(Dataset items)

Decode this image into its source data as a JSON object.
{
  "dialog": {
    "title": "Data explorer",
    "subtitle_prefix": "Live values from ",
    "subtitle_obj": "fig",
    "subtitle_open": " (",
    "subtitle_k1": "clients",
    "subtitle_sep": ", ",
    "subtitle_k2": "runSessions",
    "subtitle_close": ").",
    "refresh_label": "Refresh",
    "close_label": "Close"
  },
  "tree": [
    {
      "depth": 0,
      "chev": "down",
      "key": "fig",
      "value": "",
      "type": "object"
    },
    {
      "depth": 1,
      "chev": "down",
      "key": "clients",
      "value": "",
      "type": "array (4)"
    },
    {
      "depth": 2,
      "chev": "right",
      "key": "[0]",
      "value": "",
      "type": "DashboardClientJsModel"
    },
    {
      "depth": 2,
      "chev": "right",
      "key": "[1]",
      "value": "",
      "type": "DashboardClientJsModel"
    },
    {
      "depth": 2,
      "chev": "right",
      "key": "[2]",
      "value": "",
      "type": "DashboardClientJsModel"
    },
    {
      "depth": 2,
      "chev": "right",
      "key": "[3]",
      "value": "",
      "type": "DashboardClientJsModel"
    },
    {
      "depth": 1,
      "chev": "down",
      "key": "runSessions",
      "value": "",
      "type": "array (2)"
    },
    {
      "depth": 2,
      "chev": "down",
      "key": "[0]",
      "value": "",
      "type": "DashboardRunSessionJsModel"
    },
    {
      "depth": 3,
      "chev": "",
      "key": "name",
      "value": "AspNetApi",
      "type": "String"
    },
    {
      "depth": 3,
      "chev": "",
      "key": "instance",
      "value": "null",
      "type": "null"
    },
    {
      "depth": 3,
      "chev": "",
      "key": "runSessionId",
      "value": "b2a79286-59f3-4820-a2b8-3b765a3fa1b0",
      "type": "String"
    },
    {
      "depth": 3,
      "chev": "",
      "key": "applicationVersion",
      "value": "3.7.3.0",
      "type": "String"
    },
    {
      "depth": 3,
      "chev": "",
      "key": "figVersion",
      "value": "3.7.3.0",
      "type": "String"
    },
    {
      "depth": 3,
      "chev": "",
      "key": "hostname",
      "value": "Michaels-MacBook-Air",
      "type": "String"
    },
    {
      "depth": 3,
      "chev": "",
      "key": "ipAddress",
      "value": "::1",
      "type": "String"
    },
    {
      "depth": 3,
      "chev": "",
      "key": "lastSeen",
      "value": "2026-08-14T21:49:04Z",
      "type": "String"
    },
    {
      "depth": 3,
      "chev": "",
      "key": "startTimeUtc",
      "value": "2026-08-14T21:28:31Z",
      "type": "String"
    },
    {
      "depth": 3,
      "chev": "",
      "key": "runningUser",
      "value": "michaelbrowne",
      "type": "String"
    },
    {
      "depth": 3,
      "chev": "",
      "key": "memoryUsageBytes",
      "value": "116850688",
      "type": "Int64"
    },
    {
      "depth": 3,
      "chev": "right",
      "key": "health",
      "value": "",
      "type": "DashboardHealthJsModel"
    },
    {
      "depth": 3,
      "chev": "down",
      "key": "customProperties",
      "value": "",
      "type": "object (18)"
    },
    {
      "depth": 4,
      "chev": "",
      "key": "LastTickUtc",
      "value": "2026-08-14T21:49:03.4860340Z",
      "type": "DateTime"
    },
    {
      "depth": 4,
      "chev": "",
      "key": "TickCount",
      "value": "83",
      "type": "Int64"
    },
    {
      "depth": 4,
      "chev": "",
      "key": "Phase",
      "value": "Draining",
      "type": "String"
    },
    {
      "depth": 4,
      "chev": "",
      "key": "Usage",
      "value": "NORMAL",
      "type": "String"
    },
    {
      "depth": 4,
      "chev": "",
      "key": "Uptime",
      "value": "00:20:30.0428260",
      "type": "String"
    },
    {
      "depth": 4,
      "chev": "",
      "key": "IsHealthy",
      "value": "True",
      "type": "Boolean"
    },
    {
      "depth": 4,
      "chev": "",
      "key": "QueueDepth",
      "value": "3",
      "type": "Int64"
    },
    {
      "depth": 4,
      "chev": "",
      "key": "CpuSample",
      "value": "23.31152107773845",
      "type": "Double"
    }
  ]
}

### Exercise
Only lines that contain the word "runSessions" are wanted; copy each of them.

### In response
    "subtitle_k2": "runSessions",
      "key": "runSessions",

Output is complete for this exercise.